Rows from a dataset
* Start *

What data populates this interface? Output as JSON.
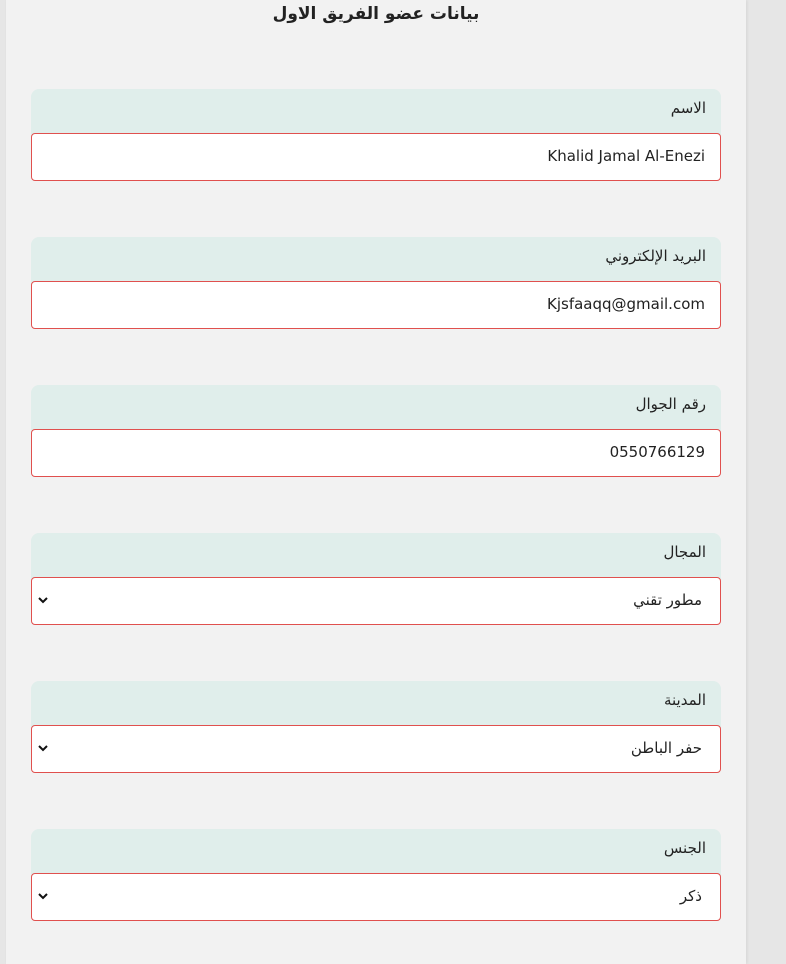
{
  "form": {
    "title": "بيانات عضو الفريق الاول",
    "fields": [
      {
        "label": "الاسم",
        "value": "Khalid Jamal Al-Enezi",
        "type": "text"
      },
      {
        "label": "البريد الإلكتروني",
        "value": "Kjsfaaqq@gmail.com",
        "type": "text"
      },
      {
        "label": "رقم الجوال",
        "value": "0550766129",
        "type": "text"
      },
      {
        "label": "المجال",
        "value": "مطور تقني",
        "type": "select"
      },
      {
        "label": "المدينة",
        "value": "حفر الباطن",
        "type": "select"
      },
      {
        "label": "الجنس",
        "value": "ذكر",
        "type": "select"
      }
    ]
  },
  "colors": {
    "page_background": "#f2f2f2",
    "label_background": "#e0eeeb",
    "input_border": "#e0504e",
    "input_background": "#ffffff"
  },
  "icons": {
    "select_arrow": "chevron-down-icon"
  }
}
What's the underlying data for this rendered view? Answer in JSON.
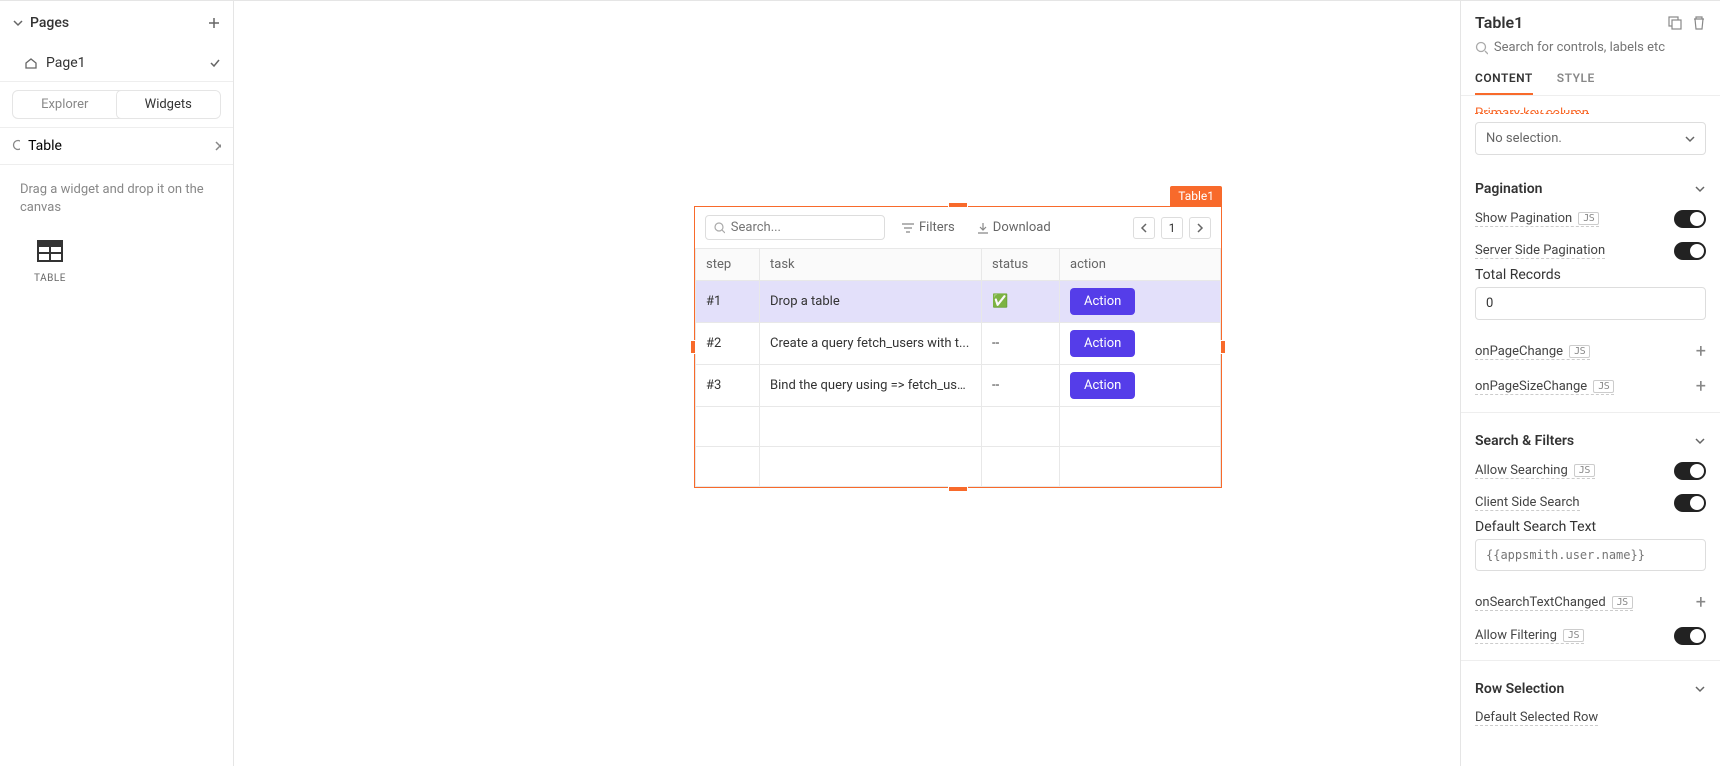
{
  "leftPanel": {
    "pagesLabel": "Pages",
    "pages": [
      "Page1"
    ],
    "segments": {
      "explorer": "Explorer",
      "widgets": "Widgets"
    },
    "searchValue": "Table",
    "hint": "Drag a widget and drop it on the canvas",
    "widgetTile": "TABLE"
  },
  "canvas": {
    "widgetName": "Table1",
    "toolbar": {
      "searchPlaceholder": "Search...",
      "filters": "Filters",
      "download": "Download",
      "page": "1"
    },
    "columns": [
      "step",
      "task",
      "status",
      "action"
    ],
    "colWidths": [
      "64px",
      "222px",
      "78px",
      "auto"
    ],
    "actionLabel": "Action",
    "emptyRows": 2,
    "rows": [
      {
        "step": "#1",
        "task": "Drop a table",
        "status": "✅",
        "selected": true
      },
      {
        "step": "#2",
        "task": "Create a query fetch_users with t...",
        "status": "--",
        "selected": false
      },
      {
        "step": "#3",
        "task": "Bind the query using => fetch_use...",
        "status": "--",
        "selected": false
      }
    ]
  },
  "rightPanel": {
    "title": "Table1",
    "searchPlaceholder": "Search for controls, labels etc",
    "tabs": {
      "content": "CONTENT",
      "style": "STYLE"
    },
    "primaryKeyCut": "Primary key column",
    "primaryKeyValue": "No selection.",
    "sections": {
      "pagination": {
        "title": "Pagination",
        "showPagination": "Show Pagination",
        "serverSide": "Server Side Pagination",
        "totalRecordsLabel": "Total Records",
        "totalRecordsValue": "0",
        "onPageChange": "onPageChange",
        "onPageSizeChange": "onPageSizeChange"
      },
      "searchFilters": {
        "title": "Search & Filters",
        "allowSearching": "Allow Searching",
        "clientSideSearch": "Client Side Search",
        "defaultSearchLabel": "Default Search Text",
        "defaultSearchPlaceholder": "{{appsmith.user.name}}",
        "onSearchTextChanged": "onSearchTextChanged",
        "allowFiltering": "Allow Filtering"
      },
      "rowSelection": {
        "title": "Row Selection",
        "defaultSelectedRow": "Default Selected Row"
      }
    },
    "jsBadge": "JS"
  }
}
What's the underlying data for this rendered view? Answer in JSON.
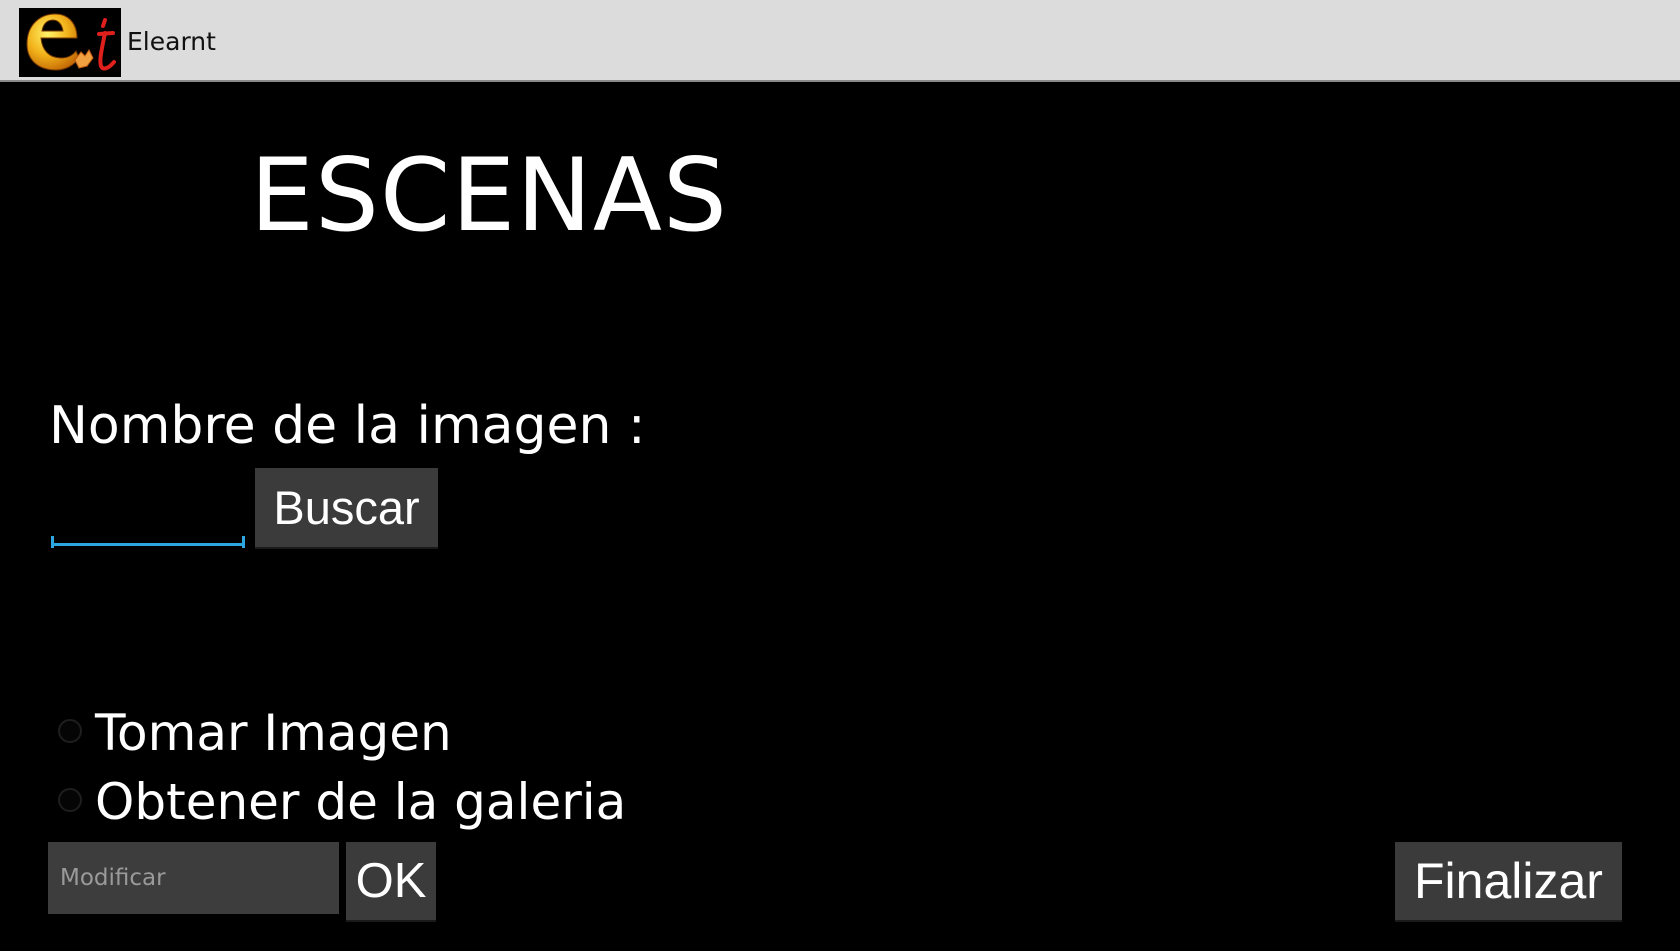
{
  "app": {
    "title": "Elearnt",
    "logo_icon": "elearnt-logo-icon",
    "accent_color": "#2ba6de"
  },
  "screen": {
    "heading": "ESCENAS",
    "image_name_label": "Nombre de la imagen :",
    "image_name_value": "",
    "search_button": "Buscar",
    "radio_options": [
      {
        "label": "Tomar Imagen",
        "checked": false
      },
      {
        "label": "Obtener de la galeria",
        "checked": false
      }
    ],
    "modify_placeholder": "Modificar",
    "ok_button": "OK",
    "finish_button": "Finalizar"
  }
}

* End *

WORK TO BE COMPLETED :: Retype the data above exactly; pictures are not part of the copy.

FULL RESPONSE ::
What data populates this interface? Output as JSON.
{
  "form": {
    "title": "بيانات عضو الفريق الاول",
    "fields": [
      {
        "label": "الاسم",
        "value": "Khalid Jamal Al-Enezi",
        "type": "text"
      },
      {
        "label": "البريد الإلكتروني",
        "value": "Kjsfaaqq@gmail.com",
        "type": "text"
      },
      {
        "label": "رقم الجوال",
        "value": "0550766129",
        "type": "text"
      },
      {
        "label": "المجال",
        "value": "مطور تقني",
        "type": "select"
      },
      {
        "label": "المدينة",
        "value": "حفر الباطن",
        "type": "select"
      },
      {
        "label": "الجنس",
        "value": "ذكر",
        "type": "select"
      }
    ]
  },
  "colors": {
    "page_background": "#f2f2f2",
    "label_background": "#e0eeeb",
    "input_border": "#e0504e",
    "input_background": "#ffffff"
  },
  "icons": {
    "select_arrow": "chevron-down-icon"
  }
}
What's the underlying data for this rendered view? Answer in JSON.
{
  "leftPanel": {
    "pagesLabel": "Pages",
    "pages": [
      "Page1"
    ],
    "segments": {
      "explorer": "Explorer",
      "widgets": "Widgets"
    },
    "searchValue": "Table",
    "hint": "Drag a widget and drop it on the canvas",
    "widgetTile": "TABLE"
  },
  "canvas": {
    "widgetName": "Table1",
    "toolbar": {
      "searchPlaceholder": "Search...",
      "filters": "Filters",
      "download": "Download",
      "page": "1"
    },
    "columns": [
      "step",
      "task",
      "status",
      "action"
    ],
    "colWidths": [
      "64px",
      "222px",
      "78px",
      "auto"
    ],
    "actionLabel": "Action",
    "emptyRows": 2,
    "rows": [
      {
        "step": "#1",
        "task": "Drop a table",
        "status": "✅",
        "selected": true
      },
      {
        "step": "#2",
        "task": "Create a query fetch_users with t...",
        "status": "--",
        "selected": false
      },
      {
        "step": "#3",
        "task": "Bind the query using => fetch_use...",
        "status": "--",
        "selected": false
      }
    ]
  },
  "rightPanel": {
    "title": "Table1",
    "searchPlaceholder": "Search for controls, labels etc",
    "tabs": {
      "content": "CONTENT",
      "style": "STYLE"
    },
    "primaryKeyCut": "Primary key column",
    "primaryKeyValue": "No selection.",
    "sections": {
      "pagination": {
        "title": "Pagination",
        "showPagination": "Show Pagination",
        "serverSide": "Server Side Pagination",
        "totalRecordsLabel": "Total Records",
        "totalRecordsValue": "0",
        "onPageChange": "onPageChange",
        "onPageSizeChange": "onPageSizeChange"
      },
      "searchFilters": {
        "title": "Search & Filters",
        "allowSearching": "Allow Searching",
        "clientSideSearch": "Client Side Search",
        "defaultSearchLabel": "Default Search Text",
        "defaultSearchPlaceholder": "{{appsmith.user.name}}",
        "onSearchTextChanged": "onSearchTextChanged",
        "allowFiltering": "Allow Filtering"
      },
      "rowSelection": {
        "title": "Row Selection",
        "defaultSelectedRow": "Default Selected Row"
      }
    },
    "jsBadge": "JS"
  }
}
What's the underlying data for this rendered view? Answer in JSON.
{
  "app": {
    "title": "Elearnt",
    "logo_icon": "elearnt-logo-icon",
    "accent_color": "#2ba6de"
  },
  "screen": {
    "heading": "ESCENAS",
    "image_name_label": "Nombre de la imagen :",
    "image_name_value": "",
    "search_button": "Buscar",
    "radio_options": [
      {
        "label": "Tomar Imagen",
        "checked": false
      },
      {
        "label": "Obtener de la galeria",
        "checked": false
      }
    ],
    "modify_placeholder": "Modificar",
    "ok_button": "OK",
    "finish_button": "Finalizar"
  }
}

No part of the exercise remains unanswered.